*Task instructions*. Your copy of the material must match it exactly, except that pictures are dropped.

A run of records
· · · · ·
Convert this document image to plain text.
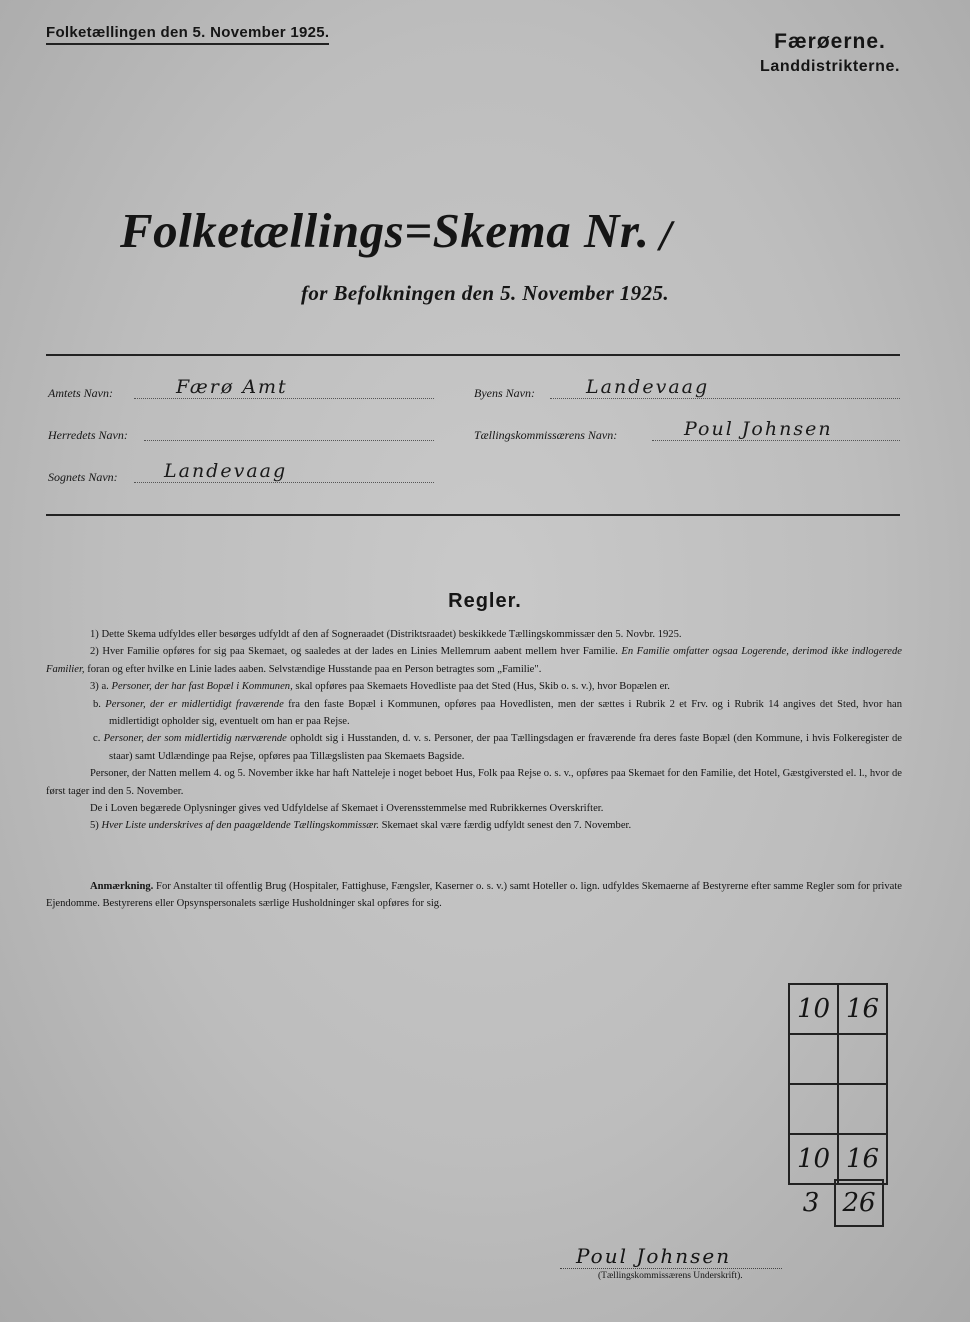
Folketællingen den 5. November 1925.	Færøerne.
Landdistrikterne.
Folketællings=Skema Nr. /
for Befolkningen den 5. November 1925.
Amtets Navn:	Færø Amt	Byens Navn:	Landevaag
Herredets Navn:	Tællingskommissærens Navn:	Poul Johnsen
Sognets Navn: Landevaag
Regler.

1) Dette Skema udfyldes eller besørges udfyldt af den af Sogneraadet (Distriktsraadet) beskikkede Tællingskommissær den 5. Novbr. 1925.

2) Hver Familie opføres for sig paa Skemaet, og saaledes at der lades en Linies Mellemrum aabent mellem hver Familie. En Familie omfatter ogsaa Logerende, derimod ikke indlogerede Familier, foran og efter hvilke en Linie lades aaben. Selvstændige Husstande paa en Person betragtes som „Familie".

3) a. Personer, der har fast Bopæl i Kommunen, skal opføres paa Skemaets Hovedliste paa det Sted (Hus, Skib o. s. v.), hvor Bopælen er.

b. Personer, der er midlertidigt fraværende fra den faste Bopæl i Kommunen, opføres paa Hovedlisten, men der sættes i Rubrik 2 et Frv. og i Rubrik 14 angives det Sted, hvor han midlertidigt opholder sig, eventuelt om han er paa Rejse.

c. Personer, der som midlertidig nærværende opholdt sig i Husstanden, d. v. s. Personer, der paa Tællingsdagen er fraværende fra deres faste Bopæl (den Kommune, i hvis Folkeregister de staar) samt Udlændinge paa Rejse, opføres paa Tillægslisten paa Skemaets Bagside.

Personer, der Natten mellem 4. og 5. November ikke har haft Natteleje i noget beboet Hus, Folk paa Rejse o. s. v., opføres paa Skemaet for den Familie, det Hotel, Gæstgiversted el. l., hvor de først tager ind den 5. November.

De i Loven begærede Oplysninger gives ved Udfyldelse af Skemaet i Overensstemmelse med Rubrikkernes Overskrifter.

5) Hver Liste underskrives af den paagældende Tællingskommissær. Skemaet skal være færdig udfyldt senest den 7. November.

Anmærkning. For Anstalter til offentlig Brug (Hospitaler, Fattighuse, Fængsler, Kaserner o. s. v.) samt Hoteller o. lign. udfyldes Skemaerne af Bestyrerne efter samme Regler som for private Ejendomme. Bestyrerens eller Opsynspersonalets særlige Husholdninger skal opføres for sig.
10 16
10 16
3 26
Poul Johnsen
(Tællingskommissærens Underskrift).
· · · · ·
*Solution for this task*.
Convert this document image to plain text.
Folketællingen den 5. November 1925.	Færøerne.
Landdistrikterne.
Folketællings=Skema Nr. /
for Befolkningen den 5. November 1925.
Amtets Navn:	Færø Amt	Byens Navn:	Landevaag
Herredets Navn:	Tællingskommissærens Navn:	Poul Johnsen
Sognets Navn: Landevaag
Regler.

1) Dette Skema udfyldes eller besørges udfyldt af den af Sogneraadet (Distriktsraadet) beskikkede Tællingskommissær den 5. Novbr. 1925.

2) Hver Familie opføres for sig paa Skemaet, og saaledes at der lades en Linies Mellemrum aabent mellem hver Familie. En Familie omfatter ogsaa Logerende, derimod ikke indlogerede Familier, foran og efter hvilke en Linie lades aaben. Selvstændige Husstande paa en Person betragtes som „Familie".

3) a. Personer, der har fast Bopæl i Kommunen, skal opføres paa Skemaets Hovedliste paa det Sted (Hus, Skib o. s. v.), hvor Bopælen er.

b. Personer, der er midlertidigt fraværende fra den faste Bopæl i Kommunen, opføres paa Hovedlisten, men der sættes i Rubrik 2 et Frv. og i Rubrik 14 angives det Sted, hvor han midlertidigt opholder sig, eventuelt om han er paa Rejse.

c. Personer, der som midlertidig nærværende opholdt sig i Husstanden, d. v. s. Personer, der paa Tællingsdagen er fraværende fra deres faste Bopæl (den Kommune, i hvis Folkeregister de staar) samt Udlændinge paa Rejse, opføres paa Tillægslisten paa Skemaets Bagside.

Personer, der Natten mellem 4. og 5. November ikke har haft Natteleje i noget beboet Hus, Folk paa Rejse o. s. v., opføres paa Skemaet for den Familie, det Hotel, Gæstgiversted el. l., hvor de først tager ind den 5. November.

De i Loven begærede Oplysninger gives ved Udfyldelse af Skemaet i Overensstemmelse med Rubrikkernes Overskrifter.

5) Hver Liste underskrives af den paagældende Tællingskommissær. Skemaet skal være færdig udfyldt senest den 7. November.

Anmærkning. For Anstalter til offentlig Brug (Hospitaler, Fattighuse, Fængsler, Kaserner o. s. v.) samt Hoteller o. lign. udfyldes Skemaerne af Bestyrerne efter samme Regler som for private Ejendomme. Bestyrerens eller Opsynspersonalets særlige Husholdninger skal opføres for sig.
10 16
10 16
3 26
Poul Johnsen
(Tællingskommissærens Underskrift).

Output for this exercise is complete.